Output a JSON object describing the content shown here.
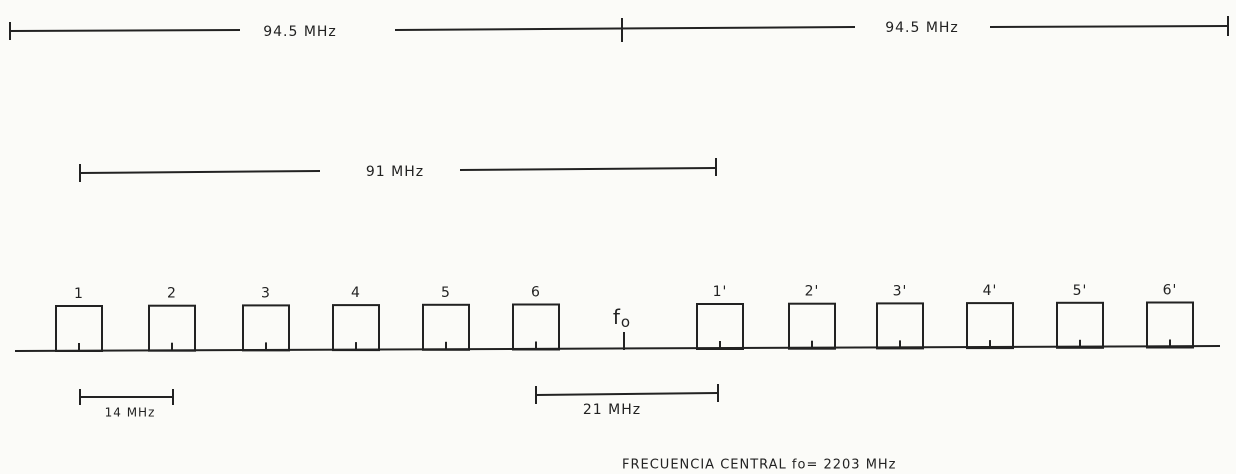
{
  "dimensions": {
    "half_left": "94.5 MHz",
    "half_right": "94.5 MHz",
    "span": "91 MHz",
    "channel_spacing": "14 MHz",
    "center_gap": "21 MHz"
  },
  "channels": {
    "lower": [
      "1",
      "2",
      "3",
      "4",
      "5",
      "6"
    ],
    "upper": [
      "1'",
      "2'",
      "3'",
      "4'",
      "5'",
      "6'"
    ]
  },
  "center": {
    "symbol": "f",
    "subscript": "o"
  },
  "footer": "FRECUENCIA CENTRAL  fo= 2203 MHz"
}
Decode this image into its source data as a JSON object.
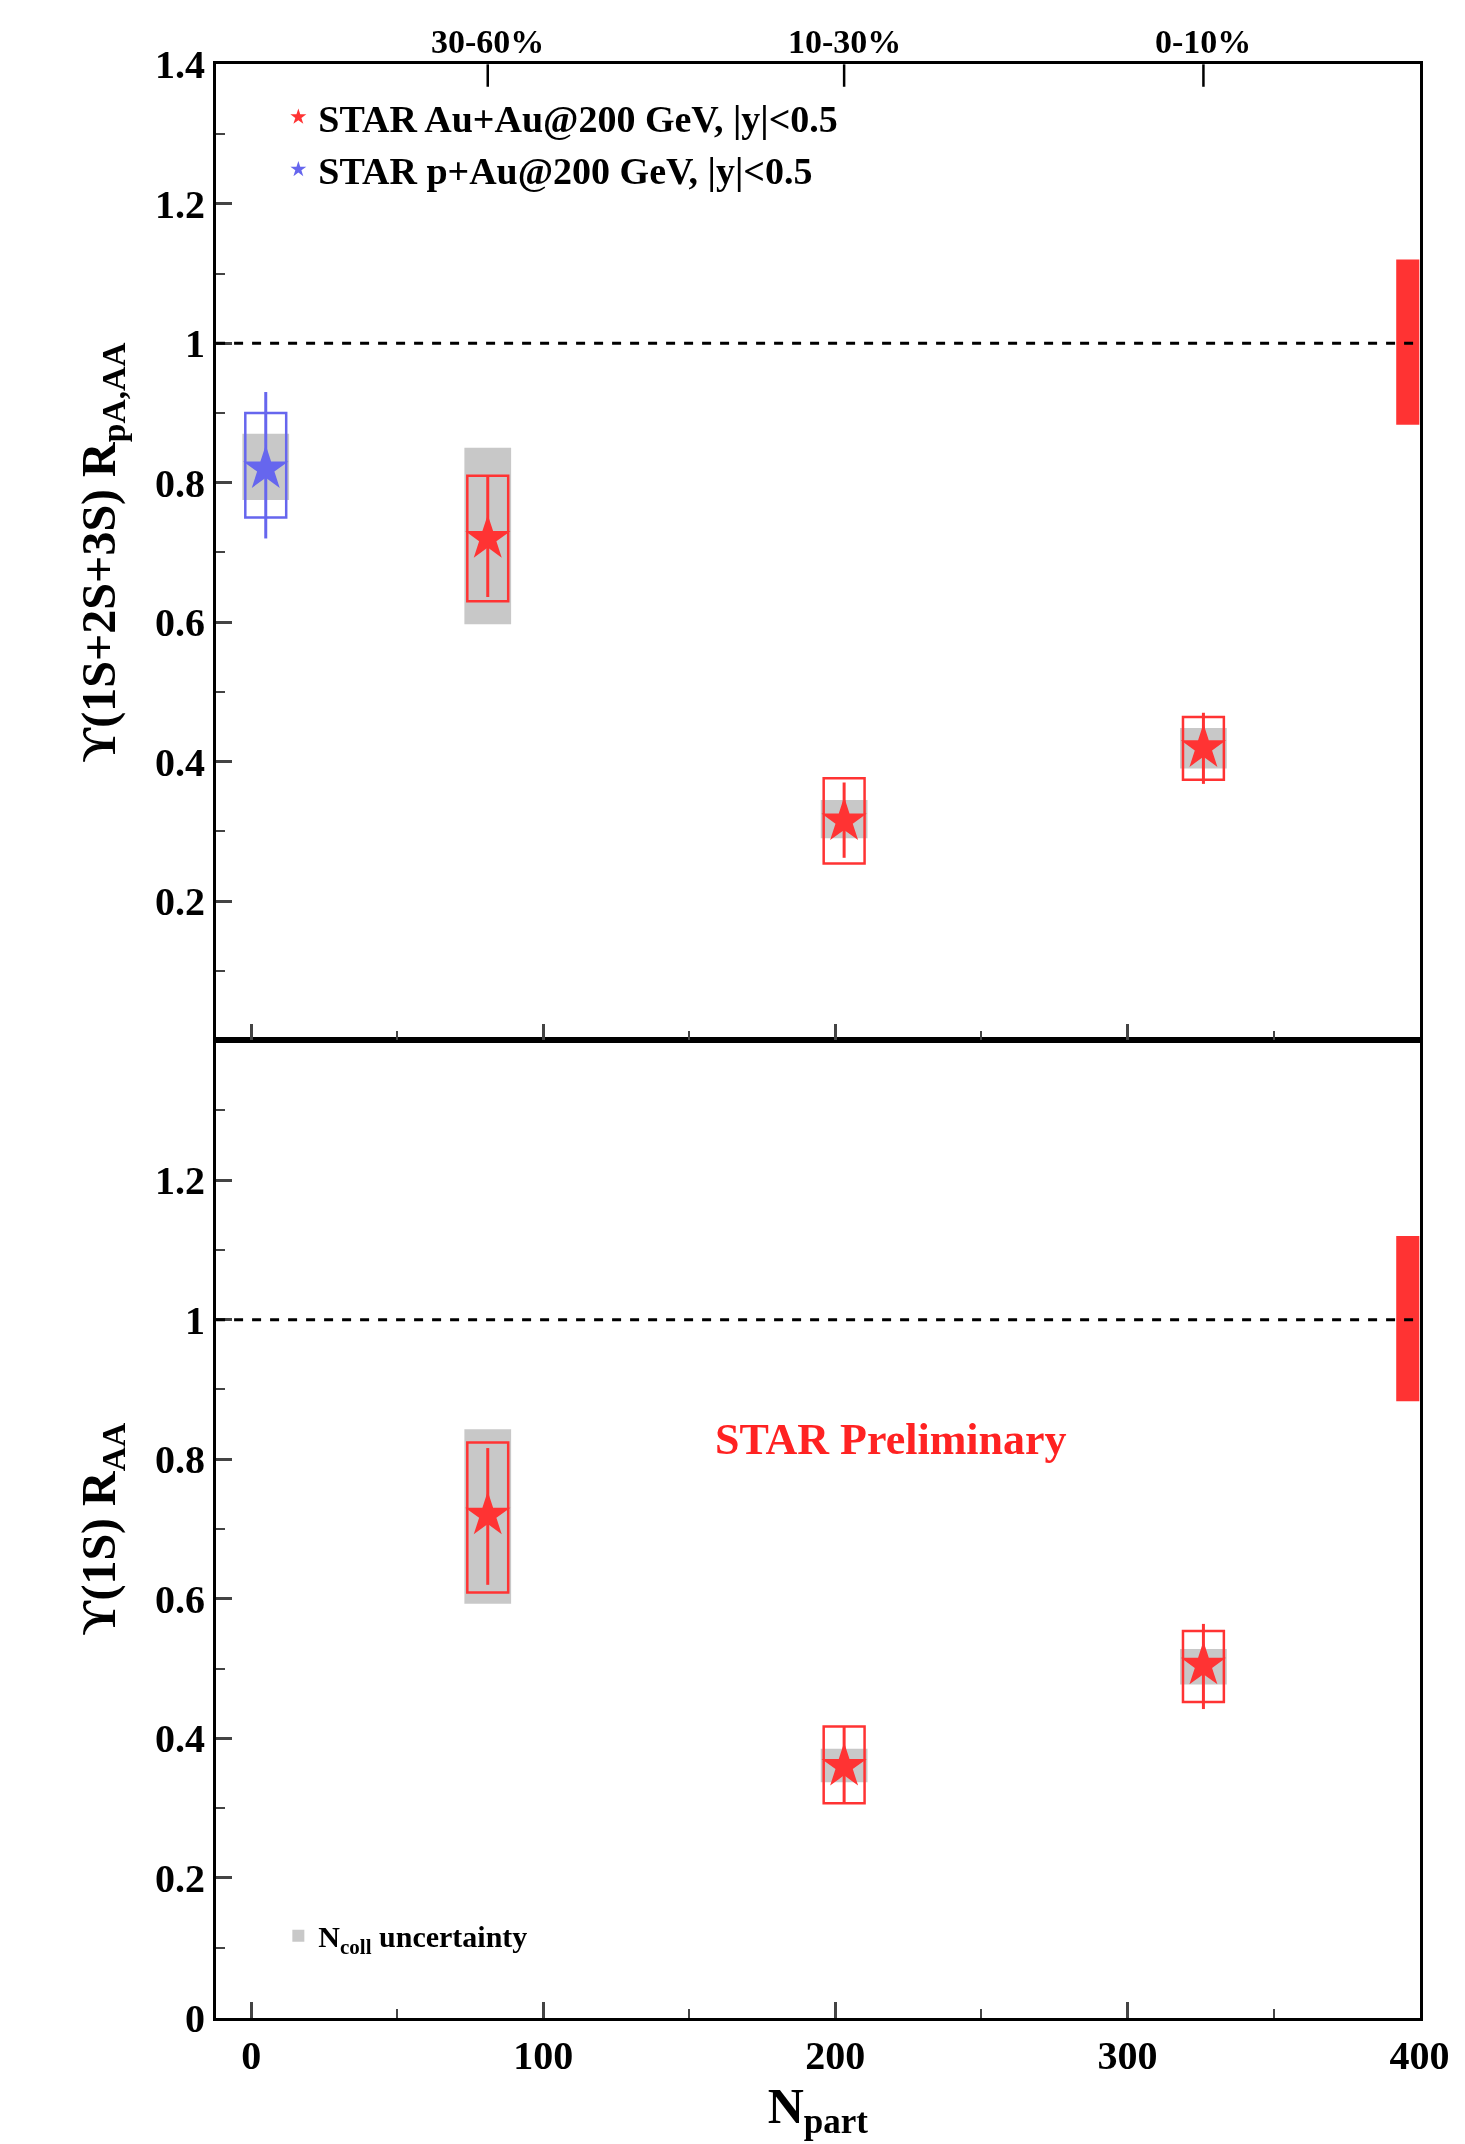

▸ Do this:
Omit the pictures, then output the rest of the listing exactly.

▸ Solution for this task:
Output a JSON object describing the content shown here.
{
  "dimensions": {
    "half_left": "94.5 MHz",
    "half_right": "94.5 MHz",
    "span": "91 MHz",
    "channel_spacing": "14 MHz",
    "center_gap": "21 MHz"
  },
  "channels": {
    "lower": [
      "1",
      "2",
      "3",
      "4",
      "5",
      "6"
    ],
    "upper": [
      "1'",
      "2'",
      "3'",
      "4'",
      "5'",
      "6'"
    ]
  },
  "center": {
    "symbol": "f",
    "subscript": "o"
  },
  "footer": "FRECUENCIA CENTRAL  fo= 2203 MHz"
}
Decode this image into its source data as a JSON object.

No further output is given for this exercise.